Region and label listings
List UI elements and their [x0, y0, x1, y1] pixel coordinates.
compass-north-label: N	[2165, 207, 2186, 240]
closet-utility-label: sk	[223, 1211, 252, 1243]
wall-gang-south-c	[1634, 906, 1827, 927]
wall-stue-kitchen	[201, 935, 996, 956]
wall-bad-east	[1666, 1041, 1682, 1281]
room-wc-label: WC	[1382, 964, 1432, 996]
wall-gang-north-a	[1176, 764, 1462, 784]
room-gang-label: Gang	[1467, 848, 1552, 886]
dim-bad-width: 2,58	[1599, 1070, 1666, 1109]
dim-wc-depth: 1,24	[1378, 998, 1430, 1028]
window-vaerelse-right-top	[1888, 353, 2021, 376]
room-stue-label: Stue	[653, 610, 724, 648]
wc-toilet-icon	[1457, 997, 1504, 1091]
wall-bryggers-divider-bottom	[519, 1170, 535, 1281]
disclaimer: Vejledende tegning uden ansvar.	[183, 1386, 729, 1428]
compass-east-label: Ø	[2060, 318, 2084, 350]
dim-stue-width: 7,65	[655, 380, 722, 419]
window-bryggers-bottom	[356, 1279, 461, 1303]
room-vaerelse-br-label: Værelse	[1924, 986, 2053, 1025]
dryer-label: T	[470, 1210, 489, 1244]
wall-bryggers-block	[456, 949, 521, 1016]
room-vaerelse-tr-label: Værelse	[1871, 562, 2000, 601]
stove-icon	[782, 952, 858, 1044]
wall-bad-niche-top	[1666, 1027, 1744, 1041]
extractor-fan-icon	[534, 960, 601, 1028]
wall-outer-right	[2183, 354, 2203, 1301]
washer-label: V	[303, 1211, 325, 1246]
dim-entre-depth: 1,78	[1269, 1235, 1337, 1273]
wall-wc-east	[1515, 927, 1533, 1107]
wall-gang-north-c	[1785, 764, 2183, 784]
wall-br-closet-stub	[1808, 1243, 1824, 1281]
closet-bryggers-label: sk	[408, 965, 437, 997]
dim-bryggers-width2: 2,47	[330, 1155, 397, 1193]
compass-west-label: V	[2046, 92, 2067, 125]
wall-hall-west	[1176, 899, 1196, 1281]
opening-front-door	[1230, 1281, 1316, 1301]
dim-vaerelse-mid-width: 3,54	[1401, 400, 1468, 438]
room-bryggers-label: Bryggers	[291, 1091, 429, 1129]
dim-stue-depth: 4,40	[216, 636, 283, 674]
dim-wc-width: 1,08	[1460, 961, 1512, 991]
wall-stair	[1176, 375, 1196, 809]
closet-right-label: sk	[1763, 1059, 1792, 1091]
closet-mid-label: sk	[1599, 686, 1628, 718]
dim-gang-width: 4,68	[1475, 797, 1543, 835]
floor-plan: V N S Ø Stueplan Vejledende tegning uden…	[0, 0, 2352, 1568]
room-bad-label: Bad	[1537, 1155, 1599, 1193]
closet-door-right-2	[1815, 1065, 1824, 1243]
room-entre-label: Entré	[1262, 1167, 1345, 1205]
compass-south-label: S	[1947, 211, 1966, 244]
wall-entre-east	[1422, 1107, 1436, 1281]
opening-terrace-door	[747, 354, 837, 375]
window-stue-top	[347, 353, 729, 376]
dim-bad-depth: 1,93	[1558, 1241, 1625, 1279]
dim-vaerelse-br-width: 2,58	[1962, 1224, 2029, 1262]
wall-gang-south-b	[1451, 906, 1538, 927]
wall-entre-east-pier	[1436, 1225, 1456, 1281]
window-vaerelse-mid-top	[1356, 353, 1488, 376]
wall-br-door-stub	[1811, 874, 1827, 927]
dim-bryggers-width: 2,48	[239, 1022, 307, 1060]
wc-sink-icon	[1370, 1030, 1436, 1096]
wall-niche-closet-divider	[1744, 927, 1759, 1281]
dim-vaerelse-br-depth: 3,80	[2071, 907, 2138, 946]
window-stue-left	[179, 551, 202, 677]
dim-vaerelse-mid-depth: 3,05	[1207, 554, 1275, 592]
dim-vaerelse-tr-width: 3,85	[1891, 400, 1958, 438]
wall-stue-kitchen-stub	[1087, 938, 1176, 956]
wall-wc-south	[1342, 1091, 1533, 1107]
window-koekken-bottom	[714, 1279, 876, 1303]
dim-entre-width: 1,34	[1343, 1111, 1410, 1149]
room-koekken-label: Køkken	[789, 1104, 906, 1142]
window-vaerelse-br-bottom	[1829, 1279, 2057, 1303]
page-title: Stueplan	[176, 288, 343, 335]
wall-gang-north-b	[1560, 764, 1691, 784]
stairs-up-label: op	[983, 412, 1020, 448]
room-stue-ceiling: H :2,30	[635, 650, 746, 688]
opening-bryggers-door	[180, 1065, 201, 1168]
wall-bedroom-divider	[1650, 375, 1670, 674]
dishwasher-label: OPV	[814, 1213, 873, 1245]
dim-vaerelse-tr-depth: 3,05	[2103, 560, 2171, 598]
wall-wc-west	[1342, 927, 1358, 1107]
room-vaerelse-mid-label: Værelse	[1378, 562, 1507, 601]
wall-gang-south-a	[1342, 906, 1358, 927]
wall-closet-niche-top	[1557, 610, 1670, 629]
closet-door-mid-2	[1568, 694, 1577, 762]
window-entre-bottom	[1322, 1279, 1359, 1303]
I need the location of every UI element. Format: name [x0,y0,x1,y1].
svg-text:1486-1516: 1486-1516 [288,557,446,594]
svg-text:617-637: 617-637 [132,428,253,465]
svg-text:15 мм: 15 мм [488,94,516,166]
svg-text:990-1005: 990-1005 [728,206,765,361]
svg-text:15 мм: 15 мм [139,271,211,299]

SHORT PROBLEM: Start at the beginning of the data and stop after the line that contains "848, 1552, 886]". Rewrite those lines with "kitchen" replaced by "køkken" and everything else left unchanged.

THE COMPLETED TASK:
List UI elements and their [x0, y0, x1, y1] pixel coordinates.
compass-north-label: N	[2165, 207, 2186, 240]
closet-utility-label: sk	[223, 1211, 252, 1243]
wall-gang-south-c	[1634, 906, 1827, 927]
wall-stue-køkken	[201, 935, 996, 956]
wall-bad-east	[1666, 1041, 1682, 1281]
room-wc-label: WC	[1382, 964, 1432, 996]
wall-gang-north-a	[1176, 764, 1462, 784]
room-gang-label: Gang	[1467, 848, 1552, 886]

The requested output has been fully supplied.